> Task objective:
Only the lines from the line holding "Read out every word on this page." through the final line of the entries below are to be returned, exactly as they stand.

:: Material provided ::

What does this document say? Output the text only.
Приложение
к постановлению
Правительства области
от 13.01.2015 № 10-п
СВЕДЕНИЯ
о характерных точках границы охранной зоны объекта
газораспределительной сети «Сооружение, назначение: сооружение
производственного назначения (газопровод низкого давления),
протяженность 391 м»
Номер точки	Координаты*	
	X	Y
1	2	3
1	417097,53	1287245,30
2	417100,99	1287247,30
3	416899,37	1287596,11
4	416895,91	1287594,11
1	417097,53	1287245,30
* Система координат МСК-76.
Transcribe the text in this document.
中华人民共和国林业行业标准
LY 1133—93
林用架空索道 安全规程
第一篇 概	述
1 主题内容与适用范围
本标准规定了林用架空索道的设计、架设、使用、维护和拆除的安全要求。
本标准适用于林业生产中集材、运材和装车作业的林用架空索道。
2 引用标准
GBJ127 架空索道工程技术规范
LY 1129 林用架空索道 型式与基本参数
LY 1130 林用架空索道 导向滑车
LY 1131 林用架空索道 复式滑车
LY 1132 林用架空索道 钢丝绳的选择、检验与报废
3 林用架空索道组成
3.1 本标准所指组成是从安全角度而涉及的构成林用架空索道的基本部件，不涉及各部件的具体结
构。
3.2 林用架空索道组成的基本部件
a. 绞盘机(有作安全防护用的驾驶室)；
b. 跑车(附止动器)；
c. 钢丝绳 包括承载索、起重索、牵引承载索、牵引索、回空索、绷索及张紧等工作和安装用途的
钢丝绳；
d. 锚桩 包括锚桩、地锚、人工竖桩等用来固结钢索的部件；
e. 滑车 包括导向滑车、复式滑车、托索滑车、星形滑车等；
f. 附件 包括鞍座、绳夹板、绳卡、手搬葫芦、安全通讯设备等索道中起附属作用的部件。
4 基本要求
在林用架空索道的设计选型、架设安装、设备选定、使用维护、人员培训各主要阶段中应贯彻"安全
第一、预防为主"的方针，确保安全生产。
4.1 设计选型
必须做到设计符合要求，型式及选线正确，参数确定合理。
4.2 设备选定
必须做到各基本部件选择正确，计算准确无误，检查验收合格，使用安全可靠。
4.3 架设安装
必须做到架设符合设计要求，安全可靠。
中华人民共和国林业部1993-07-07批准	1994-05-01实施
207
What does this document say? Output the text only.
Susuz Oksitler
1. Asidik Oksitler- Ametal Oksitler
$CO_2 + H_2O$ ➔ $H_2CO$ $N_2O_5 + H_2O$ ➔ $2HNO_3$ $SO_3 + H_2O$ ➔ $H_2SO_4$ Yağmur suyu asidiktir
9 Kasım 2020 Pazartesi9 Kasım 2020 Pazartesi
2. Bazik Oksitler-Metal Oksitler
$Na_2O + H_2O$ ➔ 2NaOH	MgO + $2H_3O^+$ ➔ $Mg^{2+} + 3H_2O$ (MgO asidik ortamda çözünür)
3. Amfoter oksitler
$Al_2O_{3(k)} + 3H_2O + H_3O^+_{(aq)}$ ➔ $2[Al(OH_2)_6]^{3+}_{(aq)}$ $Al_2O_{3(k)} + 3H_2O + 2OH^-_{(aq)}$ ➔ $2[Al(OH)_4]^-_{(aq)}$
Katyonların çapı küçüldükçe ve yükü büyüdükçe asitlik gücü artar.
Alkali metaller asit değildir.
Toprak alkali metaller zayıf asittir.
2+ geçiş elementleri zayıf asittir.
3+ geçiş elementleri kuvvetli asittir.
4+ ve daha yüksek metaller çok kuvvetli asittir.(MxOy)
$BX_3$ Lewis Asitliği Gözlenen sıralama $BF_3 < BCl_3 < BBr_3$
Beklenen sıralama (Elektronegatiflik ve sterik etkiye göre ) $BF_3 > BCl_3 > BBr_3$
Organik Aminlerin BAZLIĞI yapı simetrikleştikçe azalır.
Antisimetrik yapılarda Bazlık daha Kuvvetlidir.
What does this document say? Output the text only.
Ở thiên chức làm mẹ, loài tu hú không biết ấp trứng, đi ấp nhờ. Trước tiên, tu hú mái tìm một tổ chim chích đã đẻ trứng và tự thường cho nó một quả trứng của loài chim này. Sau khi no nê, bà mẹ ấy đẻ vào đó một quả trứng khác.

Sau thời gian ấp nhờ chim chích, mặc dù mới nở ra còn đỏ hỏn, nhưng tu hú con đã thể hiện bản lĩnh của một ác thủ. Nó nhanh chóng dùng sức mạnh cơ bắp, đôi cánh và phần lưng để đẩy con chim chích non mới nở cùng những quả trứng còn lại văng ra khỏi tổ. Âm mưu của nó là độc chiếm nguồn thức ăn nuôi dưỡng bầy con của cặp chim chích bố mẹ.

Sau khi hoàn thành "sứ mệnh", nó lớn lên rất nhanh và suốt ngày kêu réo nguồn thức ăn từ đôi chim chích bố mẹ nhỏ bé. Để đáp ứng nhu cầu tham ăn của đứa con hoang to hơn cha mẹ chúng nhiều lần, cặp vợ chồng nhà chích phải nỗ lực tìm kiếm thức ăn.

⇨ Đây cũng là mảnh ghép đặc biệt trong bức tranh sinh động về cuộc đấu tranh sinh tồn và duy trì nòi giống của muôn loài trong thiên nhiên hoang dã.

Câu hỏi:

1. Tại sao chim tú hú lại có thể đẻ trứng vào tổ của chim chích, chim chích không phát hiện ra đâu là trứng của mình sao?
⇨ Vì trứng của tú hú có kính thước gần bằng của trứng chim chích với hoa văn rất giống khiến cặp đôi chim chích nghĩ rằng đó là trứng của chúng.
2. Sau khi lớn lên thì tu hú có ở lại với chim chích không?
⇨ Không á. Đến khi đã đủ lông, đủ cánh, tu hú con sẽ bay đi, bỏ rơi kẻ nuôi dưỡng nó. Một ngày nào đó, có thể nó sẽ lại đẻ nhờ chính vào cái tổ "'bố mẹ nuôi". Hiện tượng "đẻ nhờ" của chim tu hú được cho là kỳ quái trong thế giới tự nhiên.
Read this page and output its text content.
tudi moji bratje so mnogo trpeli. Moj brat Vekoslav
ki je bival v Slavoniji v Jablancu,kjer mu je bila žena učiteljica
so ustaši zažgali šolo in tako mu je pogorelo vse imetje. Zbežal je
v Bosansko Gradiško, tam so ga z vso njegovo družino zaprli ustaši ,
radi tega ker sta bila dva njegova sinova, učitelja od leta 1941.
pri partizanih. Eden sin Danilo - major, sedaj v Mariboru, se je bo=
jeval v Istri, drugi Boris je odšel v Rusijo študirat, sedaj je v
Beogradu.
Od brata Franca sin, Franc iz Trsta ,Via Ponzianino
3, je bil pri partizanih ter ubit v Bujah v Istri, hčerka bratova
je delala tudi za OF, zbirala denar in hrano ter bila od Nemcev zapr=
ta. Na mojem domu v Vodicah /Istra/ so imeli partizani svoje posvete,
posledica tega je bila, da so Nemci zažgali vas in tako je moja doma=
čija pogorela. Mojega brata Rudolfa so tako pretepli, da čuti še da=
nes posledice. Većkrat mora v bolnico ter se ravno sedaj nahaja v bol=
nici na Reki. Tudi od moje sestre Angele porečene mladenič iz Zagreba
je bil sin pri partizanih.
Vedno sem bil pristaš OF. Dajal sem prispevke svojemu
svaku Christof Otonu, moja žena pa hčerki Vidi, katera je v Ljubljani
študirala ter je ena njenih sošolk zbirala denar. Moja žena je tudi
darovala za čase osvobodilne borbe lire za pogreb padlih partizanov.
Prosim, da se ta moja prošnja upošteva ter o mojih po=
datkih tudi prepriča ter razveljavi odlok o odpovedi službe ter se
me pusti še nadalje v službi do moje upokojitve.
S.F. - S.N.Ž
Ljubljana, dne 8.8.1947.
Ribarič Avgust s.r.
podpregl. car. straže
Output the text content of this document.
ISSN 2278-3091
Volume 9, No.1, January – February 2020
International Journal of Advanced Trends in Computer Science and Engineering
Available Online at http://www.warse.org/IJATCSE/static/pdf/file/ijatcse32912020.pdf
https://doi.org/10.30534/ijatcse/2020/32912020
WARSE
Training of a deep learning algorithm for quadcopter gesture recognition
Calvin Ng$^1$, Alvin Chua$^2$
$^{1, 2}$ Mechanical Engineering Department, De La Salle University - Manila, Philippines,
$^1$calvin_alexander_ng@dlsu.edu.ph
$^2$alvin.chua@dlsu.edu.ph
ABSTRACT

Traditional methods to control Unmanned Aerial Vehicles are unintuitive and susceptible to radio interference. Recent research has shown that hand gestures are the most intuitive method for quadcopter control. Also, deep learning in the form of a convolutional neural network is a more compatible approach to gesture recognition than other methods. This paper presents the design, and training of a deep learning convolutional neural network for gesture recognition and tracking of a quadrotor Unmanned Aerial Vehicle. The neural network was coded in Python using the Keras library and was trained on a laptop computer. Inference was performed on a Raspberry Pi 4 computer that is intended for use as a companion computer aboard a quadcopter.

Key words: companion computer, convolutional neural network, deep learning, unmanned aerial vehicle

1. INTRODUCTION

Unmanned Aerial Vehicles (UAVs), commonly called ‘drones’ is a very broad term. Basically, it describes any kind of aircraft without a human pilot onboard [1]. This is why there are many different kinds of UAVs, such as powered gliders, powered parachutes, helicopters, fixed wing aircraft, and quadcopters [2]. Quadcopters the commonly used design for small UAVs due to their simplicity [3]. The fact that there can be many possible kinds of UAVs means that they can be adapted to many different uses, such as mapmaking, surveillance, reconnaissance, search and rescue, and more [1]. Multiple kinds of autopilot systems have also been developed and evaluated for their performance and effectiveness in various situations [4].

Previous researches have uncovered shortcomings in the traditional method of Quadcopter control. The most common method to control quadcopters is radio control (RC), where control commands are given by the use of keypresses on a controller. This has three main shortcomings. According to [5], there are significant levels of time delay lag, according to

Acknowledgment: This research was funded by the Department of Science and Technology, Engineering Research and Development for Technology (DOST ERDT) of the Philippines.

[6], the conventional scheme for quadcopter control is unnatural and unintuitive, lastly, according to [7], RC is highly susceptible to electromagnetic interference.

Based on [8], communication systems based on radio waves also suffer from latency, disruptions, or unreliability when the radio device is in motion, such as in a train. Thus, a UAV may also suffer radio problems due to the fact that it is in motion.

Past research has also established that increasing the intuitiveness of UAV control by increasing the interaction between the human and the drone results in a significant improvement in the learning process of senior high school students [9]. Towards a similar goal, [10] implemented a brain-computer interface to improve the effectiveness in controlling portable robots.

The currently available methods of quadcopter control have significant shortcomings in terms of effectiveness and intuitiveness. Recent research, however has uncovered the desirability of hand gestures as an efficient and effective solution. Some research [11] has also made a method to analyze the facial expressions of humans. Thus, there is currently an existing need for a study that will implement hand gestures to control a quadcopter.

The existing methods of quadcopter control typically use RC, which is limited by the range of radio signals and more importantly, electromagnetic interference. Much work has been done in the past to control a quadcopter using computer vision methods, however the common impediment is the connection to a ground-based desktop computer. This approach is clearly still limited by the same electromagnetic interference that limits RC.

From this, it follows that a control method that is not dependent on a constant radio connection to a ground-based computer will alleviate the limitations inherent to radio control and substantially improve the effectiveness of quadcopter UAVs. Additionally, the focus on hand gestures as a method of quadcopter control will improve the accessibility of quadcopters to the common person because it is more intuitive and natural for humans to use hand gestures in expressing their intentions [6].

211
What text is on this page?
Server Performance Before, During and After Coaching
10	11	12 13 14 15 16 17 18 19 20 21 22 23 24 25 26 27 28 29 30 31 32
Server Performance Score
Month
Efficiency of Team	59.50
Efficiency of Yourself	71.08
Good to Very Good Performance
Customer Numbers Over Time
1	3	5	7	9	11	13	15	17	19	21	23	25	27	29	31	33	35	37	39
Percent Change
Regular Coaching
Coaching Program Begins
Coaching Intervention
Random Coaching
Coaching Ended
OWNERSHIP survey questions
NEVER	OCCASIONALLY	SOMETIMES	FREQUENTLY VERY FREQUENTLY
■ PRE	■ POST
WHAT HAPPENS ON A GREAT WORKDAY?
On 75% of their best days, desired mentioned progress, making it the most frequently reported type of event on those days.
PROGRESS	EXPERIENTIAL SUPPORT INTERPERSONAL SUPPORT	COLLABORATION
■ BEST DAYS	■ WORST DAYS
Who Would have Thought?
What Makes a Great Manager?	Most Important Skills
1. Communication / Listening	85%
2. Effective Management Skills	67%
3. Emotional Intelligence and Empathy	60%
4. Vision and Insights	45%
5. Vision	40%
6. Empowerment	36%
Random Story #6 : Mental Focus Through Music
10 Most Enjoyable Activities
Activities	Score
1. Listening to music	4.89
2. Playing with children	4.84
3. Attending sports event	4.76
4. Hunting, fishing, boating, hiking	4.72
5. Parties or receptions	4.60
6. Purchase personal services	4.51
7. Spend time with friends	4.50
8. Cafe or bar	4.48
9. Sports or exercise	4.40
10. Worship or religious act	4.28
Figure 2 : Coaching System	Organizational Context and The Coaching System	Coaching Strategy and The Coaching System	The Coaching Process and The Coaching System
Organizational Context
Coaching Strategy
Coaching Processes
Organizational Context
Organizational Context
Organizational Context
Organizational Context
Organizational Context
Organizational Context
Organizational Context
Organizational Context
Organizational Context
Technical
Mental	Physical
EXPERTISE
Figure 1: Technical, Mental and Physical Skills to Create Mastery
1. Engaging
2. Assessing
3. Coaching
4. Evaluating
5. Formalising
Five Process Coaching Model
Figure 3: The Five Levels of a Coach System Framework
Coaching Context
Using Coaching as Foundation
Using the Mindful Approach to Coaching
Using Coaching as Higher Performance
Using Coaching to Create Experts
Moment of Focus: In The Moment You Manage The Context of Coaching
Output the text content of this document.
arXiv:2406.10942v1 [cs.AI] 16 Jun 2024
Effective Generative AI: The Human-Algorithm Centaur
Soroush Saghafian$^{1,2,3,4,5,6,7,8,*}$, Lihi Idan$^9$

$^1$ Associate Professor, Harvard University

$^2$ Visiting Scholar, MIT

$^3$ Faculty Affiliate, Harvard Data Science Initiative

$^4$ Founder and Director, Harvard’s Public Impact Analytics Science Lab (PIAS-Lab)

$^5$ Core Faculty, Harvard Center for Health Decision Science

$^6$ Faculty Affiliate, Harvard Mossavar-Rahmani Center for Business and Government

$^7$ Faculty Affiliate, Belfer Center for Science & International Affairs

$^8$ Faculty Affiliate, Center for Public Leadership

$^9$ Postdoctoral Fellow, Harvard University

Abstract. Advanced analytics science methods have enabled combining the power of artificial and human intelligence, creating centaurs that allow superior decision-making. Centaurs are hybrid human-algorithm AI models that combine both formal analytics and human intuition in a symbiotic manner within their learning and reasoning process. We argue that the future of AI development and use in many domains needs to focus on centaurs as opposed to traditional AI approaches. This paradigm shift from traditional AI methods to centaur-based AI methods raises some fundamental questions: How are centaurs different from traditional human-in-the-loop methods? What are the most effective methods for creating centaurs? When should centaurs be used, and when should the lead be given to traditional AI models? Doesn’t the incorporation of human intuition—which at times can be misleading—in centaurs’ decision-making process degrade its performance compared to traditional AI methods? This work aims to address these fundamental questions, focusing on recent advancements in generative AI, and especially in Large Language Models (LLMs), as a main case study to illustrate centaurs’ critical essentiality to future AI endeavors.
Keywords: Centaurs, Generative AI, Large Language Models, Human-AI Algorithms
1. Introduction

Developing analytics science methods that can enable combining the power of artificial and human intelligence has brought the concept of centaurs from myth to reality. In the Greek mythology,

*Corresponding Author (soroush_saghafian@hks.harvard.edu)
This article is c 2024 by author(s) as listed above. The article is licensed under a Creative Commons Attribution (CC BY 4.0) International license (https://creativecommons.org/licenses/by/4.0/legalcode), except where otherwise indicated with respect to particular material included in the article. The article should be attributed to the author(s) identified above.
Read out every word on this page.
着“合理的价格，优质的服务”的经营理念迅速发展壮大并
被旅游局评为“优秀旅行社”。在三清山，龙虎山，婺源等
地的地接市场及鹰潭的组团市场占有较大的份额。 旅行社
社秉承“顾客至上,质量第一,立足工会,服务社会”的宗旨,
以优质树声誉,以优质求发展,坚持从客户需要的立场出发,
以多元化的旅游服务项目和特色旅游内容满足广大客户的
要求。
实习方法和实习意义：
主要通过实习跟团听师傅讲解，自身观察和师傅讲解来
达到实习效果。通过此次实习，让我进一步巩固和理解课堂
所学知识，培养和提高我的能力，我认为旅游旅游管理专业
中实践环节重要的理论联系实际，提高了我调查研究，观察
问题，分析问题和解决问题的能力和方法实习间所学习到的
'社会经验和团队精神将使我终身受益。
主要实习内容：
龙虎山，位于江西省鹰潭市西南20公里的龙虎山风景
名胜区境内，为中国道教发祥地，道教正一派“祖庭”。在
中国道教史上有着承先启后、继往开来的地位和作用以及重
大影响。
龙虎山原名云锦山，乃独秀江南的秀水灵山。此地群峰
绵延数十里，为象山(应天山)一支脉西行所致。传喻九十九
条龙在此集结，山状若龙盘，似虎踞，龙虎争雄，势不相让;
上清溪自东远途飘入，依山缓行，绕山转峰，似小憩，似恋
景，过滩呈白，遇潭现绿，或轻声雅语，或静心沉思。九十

:::

> Reply to the task:
Read out every word on this page.
着“合理的价格，优质的服务”的经营理念迅速发展壮大并
被旅游局评为“优秀旅行社”。在三清山，龙虎山，婺源等
地的地接市场及鹰潭的组团市场占有较大的份额。 旅行社
社秉承“顾客至上,质量第一,立足工会,服务社会”的宗旨,
以优质树声誉,以优质求发展,坚持从客户需要的立场出发,
以多元化的旅游服务项目和特色旅游内容满足广大客户的
要求。
实习方法和实习意义：
主要通过实习跟团听师傅讲解，自身观察和师傅讲解来
达到实习效果。通过此次实习，让我进一步巩固和理解课堂
所学知识，培养和提高我的能力，我认为旅游旅游管理专业
中实践环节重要的理论联系实际，提高了我调查研究，观察
问题，分析问题和解决问题的能力和方法实习间所学习到的
'社会经验和团队精神将使我终身受益。
主要实习内容：
龙虎山，位于江西省鹰潭市西南20公里的龙虎山风景
名胜区境内，为中国道教发祥地，道教正一派“祖庭”。在
中国道教史上有着承先启后、继往开来的地位和作用以及重
大影响。
龙虎山原名云锦山，乃独秀江南的秀水灵山。此地群峰
绵延数十里，为象山(应天山)一支脉西行所致。传喻九十九
条龙在此集结，山状若龙盘，似虎踞，龙虎争雄，势不相让;
上清溪自东远途飘入，依山缓行，绕山转峰，似小憩，似恋
景，过滩呈白，遇潭现绿，或轻声雅语，或静心沉思。九十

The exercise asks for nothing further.